--- Written instruction ---
Copy out all the lines where "práctica" shows up.

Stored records
--- Start ---

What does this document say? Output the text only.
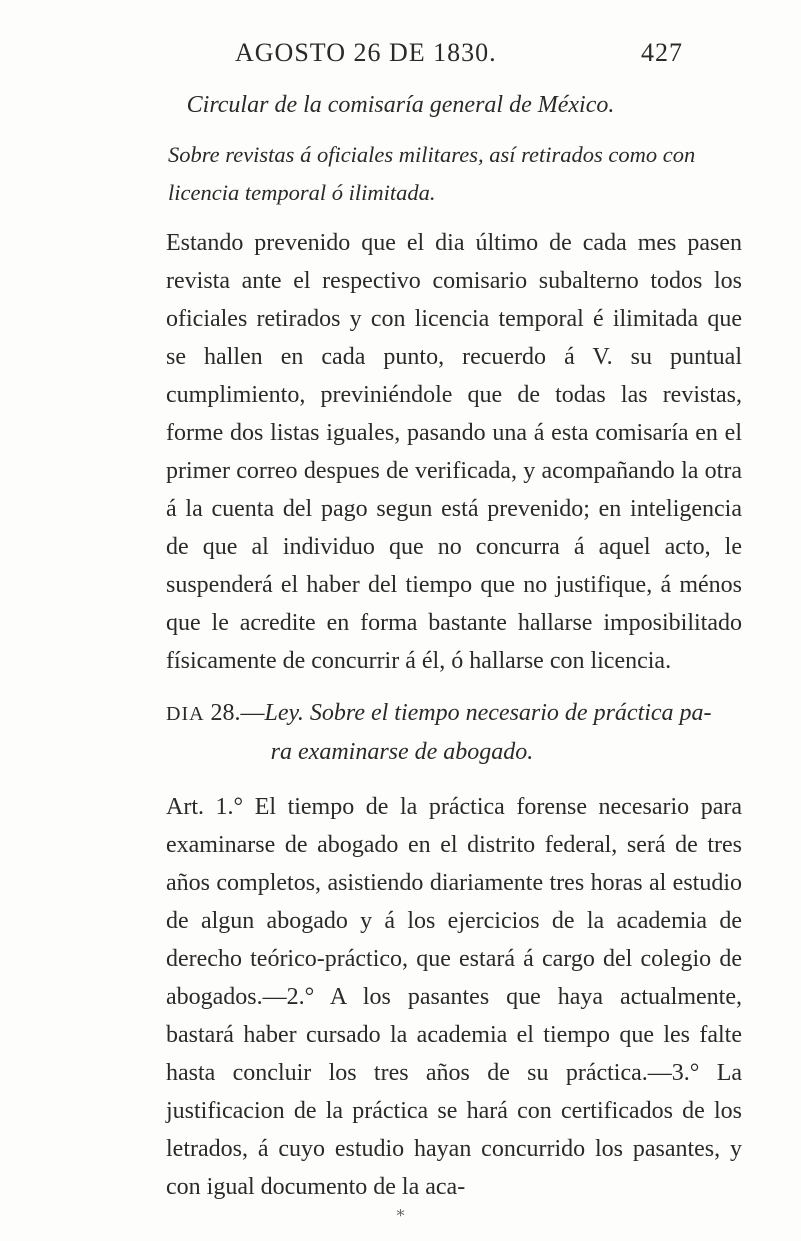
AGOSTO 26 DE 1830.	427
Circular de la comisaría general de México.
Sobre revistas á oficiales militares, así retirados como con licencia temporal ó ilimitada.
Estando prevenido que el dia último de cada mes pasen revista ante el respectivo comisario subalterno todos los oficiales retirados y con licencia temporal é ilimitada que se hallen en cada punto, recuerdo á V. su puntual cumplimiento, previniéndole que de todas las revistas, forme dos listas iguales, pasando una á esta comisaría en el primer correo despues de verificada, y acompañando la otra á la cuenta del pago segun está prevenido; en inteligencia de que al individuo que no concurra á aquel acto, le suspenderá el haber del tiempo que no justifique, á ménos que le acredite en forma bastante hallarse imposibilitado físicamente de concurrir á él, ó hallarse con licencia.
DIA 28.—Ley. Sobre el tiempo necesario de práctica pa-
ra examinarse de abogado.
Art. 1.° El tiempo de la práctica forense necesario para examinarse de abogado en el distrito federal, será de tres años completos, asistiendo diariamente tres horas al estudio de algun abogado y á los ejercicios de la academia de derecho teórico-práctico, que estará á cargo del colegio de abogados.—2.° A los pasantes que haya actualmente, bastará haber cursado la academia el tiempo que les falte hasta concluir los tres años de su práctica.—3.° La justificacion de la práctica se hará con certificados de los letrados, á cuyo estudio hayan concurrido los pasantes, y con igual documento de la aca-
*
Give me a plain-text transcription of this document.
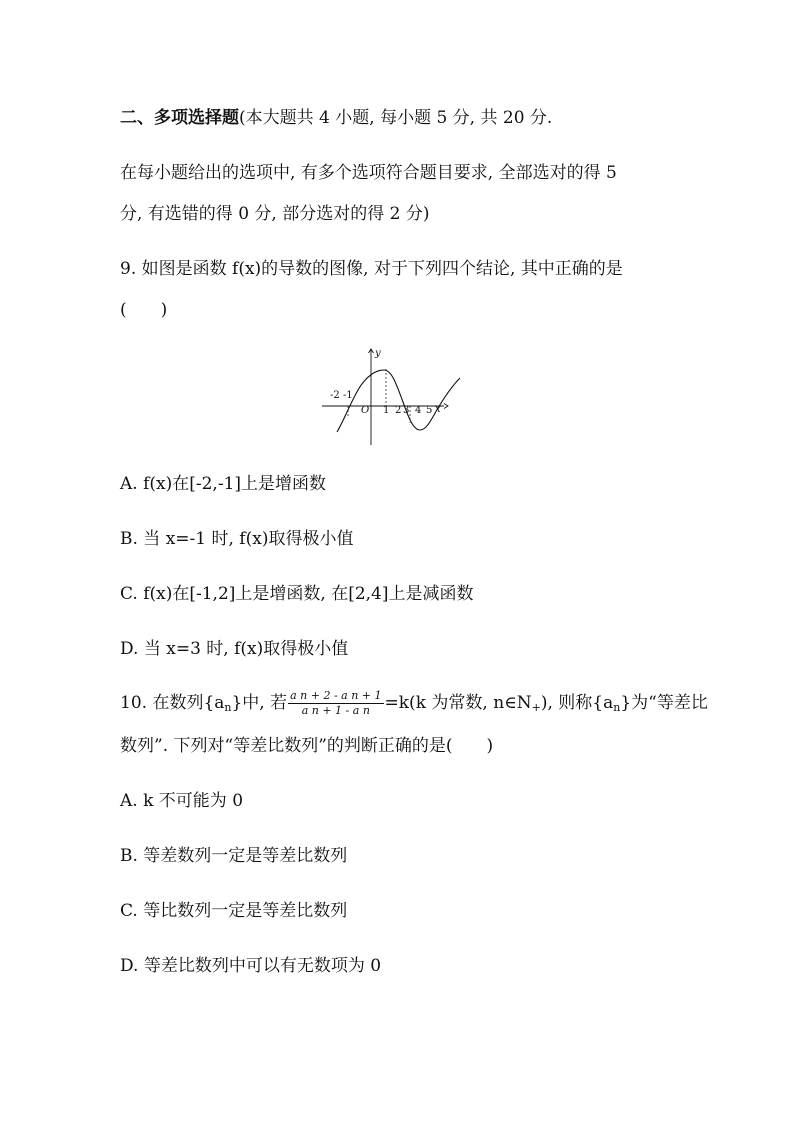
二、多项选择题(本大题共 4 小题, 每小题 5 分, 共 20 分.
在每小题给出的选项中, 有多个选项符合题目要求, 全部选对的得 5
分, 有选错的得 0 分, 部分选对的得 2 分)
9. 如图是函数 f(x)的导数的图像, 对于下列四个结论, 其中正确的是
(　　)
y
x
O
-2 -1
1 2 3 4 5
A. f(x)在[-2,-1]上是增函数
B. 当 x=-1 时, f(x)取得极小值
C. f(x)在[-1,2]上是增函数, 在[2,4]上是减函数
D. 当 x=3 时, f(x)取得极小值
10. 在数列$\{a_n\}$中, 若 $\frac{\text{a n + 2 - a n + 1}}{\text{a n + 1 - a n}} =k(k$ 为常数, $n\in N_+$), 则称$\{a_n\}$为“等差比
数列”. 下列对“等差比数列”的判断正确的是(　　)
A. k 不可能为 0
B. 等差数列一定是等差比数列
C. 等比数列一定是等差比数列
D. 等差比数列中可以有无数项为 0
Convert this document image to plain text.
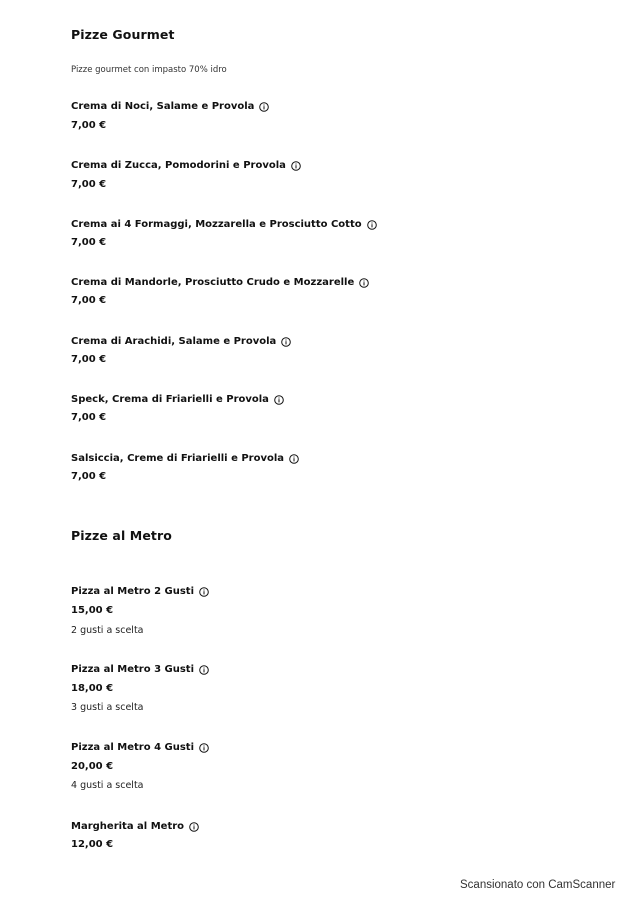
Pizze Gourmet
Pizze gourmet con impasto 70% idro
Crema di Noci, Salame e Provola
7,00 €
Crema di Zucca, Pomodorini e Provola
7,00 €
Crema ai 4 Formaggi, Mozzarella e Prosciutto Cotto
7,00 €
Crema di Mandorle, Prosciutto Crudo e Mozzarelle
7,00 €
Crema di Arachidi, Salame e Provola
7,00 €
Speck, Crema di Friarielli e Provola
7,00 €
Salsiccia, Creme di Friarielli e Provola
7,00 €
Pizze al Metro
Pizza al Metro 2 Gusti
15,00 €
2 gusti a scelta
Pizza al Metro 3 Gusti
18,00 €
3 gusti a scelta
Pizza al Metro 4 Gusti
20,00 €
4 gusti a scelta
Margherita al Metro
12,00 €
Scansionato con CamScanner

--- End ---

--- Reply ---
DIA 28.—Ley. Sobre el tiempo necesario de práctica pa-
Art. 1.° El tiempo de la práctica forense necesario para examinarse de abogado en el distrito federal, será de tres años completos, asistiendo diariamente tres horas al estudio de algun abogado y á los ejercicios de la academia de derecho teórico-práctico, que estará á cargo del colegio de abogados.—2.° A los pasantes que haya actualmente, bastará haber cursado la academia el tiempo que les falte hasta concluir los tres años de su práctica.—3.° La justificacion de la práctica se hará con certificados de los letrados, á cuyo estudio hayan concurrido los pasantes, y con igual documento de la aca-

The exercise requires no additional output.